__Source data__:
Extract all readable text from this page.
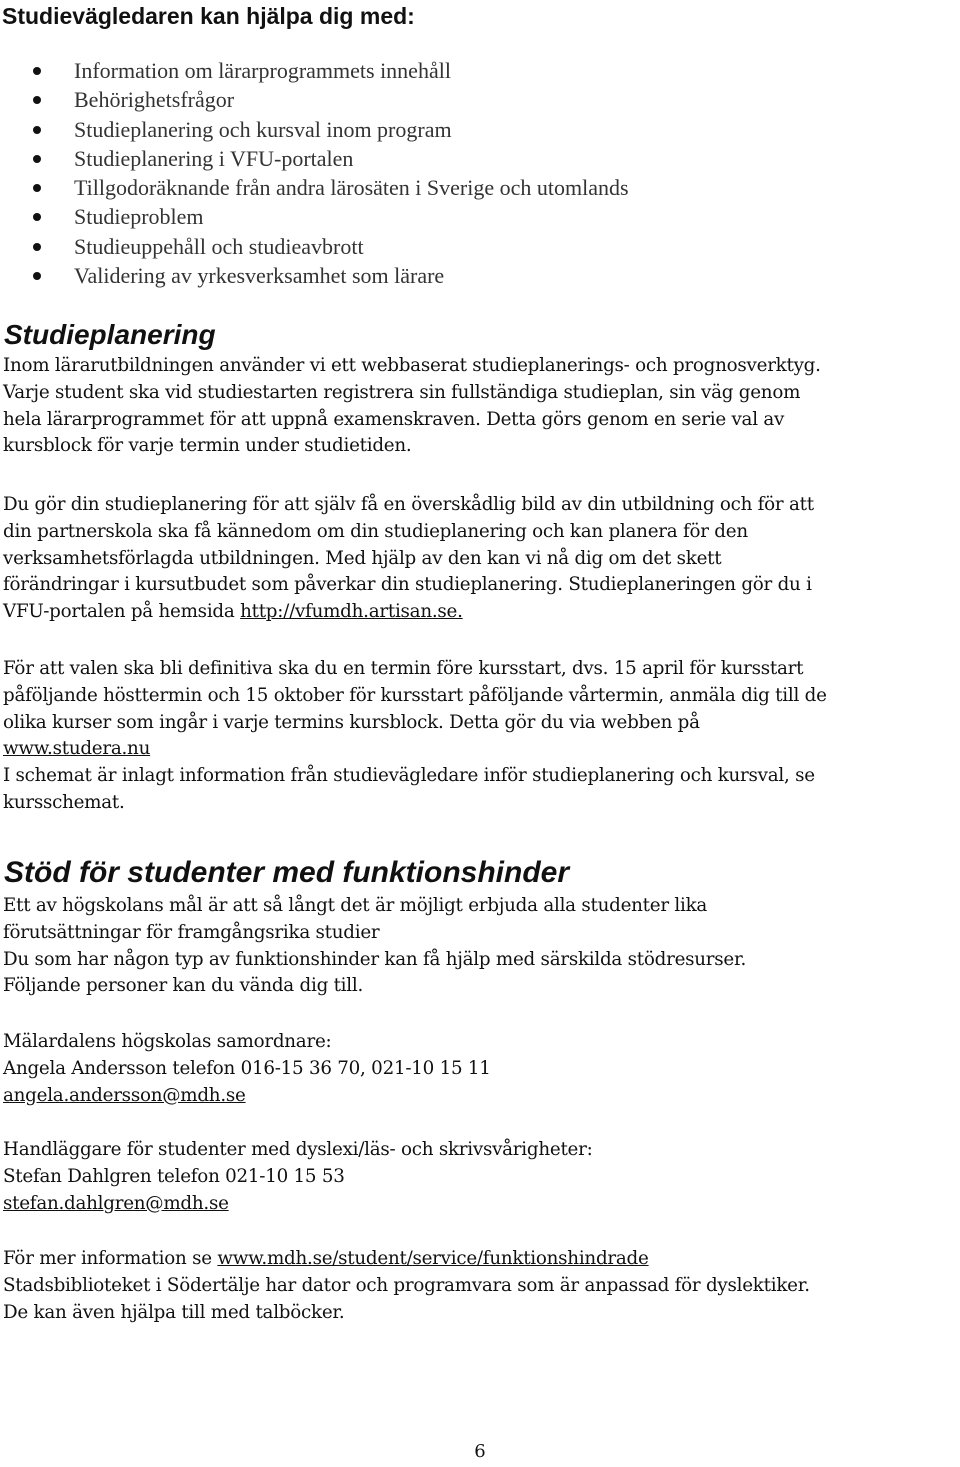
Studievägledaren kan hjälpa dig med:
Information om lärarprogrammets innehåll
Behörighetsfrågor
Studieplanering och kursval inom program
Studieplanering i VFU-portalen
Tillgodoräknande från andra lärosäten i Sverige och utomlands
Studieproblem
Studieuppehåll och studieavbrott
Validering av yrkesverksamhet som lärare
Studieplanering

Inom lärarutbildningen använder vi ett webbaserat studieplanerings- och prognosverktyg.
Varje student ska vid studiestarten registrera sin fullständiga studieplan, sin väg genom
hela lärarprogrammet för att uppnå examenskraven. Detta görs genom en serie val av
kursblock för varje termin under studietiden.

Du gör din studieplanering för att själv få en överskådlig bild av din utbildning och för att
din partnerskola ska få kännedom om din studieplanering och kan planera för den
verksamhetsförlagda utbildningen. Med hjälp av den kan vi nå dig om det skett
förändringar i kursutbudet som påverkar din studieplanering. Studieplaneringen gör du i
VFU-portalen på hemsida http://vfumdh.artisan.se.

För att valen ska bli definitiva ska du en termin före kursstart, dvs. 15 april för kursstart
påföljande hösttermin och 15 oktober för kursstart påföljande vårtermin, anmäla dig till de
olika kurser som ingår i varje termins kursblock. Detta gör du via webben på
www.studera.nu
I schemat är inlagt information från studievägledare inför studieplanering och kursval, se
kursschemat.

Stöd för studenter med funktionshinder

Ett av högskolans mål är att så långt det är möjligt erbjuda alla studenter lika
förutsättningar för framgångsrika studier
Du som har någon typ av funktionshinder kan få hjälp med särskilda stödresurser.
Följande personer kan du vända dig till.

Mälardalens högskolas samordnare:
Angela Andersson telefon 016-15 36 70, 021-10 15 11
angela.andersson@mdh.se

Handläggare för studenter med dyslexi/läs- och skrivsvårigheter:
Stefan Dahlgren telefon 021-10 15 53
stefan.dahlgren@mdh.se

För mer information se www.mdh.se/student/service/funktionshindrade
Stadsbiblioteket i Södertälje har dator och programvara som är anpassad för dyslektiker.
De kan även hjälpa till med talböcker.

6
...
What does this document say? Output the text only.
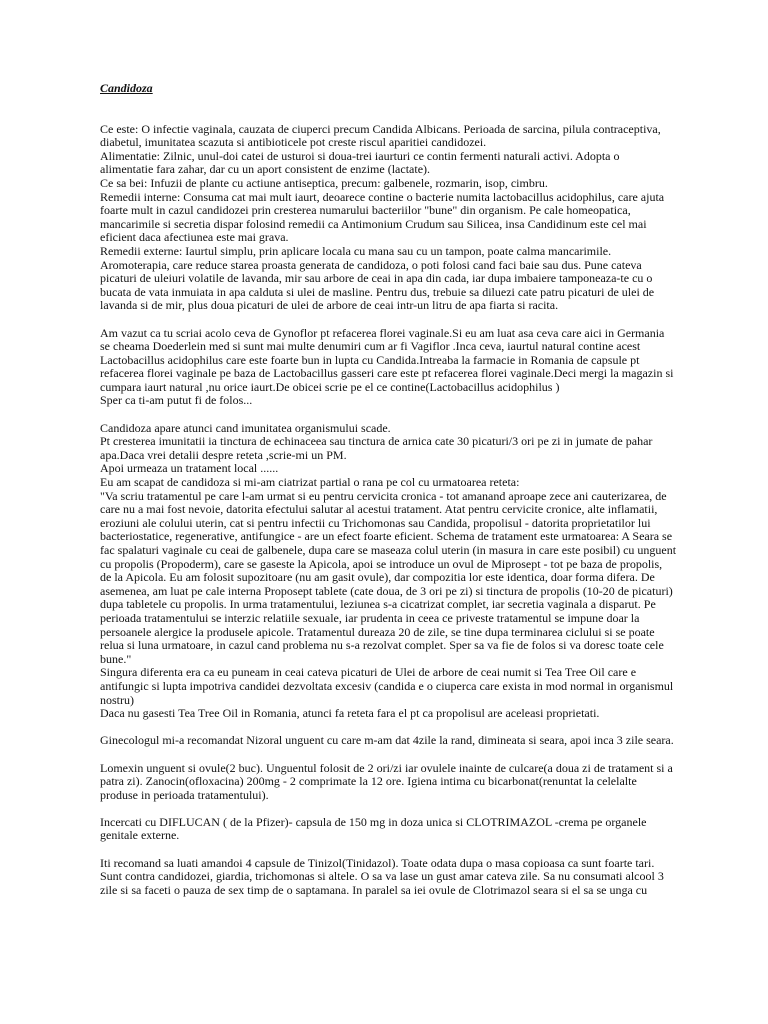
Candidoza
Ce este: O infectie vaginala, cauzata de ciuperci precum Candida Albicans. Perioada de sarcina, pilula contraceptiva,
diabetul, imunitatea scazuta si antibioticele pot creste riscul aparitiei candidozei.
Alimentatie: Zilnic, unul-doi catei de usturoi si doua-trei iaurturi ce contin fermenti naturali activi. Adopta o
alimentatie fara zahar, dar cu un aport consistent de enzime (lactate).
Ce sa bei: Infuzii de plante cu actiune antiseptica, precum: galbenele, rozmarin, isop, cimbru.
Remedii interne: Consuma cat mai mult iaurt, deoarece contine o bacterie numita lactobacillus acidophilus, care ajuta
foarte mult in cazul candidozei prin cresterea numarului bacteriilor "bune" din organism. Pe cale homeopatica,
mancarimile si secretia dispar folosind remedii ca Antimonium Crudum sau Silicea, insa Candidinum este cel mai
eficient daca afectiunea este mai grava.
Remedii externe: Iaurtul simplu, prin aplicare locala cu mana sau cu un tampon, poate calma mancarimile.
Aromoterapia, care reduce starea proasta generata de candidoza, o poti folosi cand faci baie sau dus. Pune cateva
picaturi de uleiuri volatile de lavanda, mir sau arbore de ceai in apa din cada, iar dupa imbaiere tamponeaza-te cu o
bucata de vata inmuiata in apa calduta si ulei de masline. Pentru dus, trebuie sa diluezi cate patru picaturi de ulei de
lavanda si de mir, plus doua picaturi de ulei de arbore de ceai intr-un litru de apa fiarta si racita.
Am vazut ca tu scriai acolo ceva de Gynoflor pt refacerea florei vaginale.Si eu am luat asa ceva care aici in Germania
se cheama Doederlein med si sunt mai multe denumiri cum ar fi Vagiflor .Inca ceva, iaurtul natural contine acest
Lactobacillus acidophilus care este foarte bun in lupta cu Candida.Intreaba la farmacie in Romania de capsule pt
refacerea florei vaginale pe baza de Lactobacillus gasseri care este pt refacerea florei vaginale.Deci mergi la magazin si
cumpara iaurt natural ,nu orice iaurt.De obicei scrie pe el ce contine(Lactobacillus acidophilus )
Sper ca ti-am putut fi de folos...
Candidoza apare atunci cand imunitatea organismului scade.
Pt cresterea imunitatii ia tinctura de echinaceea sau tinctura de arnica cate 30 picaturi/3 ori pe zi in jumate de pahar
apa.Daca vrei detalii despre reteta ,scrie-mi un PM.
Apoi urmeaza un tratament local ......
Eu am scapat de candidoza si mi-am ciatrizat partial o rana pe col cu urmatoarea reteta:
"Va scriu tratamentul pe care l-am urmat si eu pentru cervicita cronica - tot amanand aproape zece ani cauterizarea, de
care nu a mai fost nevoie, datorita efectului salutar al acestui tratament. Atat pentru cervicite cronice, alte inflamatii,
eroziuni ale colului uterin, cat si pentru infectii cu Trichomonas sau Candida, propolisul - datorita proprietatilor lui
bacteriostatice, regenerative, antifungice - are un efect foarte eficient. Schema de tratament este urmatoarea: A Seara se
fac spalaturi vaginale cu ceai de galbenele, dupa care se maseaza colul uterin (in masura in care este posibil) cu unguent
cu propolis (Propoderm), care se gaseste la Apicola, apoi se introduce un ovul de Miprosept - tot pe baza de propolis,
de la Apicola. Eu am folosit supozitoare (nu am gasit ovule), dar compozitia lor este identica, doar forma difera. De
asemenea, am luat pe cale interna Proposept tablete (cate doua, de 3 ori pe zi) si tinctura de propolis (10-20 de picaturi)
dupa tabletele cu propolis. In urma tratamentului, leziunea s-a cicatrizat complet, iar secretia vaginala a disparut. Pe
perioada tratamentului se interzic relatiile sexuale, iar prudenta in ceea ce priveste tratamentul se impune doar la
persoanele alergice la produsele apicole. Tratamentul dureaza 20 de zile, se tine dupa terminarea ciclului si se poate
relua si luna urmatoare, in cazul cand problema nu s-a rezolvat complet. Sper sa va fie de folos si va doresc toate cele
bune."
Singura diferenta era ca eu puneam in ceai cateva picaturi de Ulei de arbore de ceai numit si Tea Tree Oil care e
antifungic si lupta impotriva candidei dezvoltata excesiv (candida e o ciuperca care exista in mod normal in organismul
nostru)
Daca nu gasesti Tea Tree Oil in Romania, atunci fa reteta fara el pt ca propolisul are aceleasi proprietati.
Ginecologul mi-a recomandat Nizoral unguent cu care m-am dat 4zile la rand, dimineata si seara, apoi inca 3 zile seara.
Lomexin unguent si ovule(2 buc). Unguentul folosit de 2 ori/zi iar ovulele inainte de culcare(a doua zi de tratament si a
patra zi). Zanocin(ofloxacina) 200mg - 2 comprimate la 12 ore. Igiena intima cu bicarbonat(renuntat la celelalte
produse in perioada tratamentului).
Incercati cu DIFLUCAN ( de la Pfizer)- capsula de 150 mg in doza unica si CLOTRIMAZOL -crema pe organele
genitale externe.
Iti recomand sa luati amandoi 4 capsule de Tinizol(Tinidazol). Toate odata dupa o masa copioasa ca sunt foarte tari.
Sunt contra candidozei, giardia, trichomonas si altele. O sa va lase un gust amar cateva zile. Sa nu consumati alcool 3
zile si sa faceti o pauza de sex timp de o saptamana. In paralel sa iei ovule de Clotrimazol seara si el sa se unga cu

__Problem description__: Copy out the lines of the records above in which the string "galbenele" appears.

__Response__:
Ce sa bei: Infuzii de plante cu actiune antiseptica, precum: galbenele, rozmarin, isop, cimbru.
fac spalaturi vaginale cu ceai de galbenele, dupa care se maseaza colul uterin (in masura in care este posibil) cu unguent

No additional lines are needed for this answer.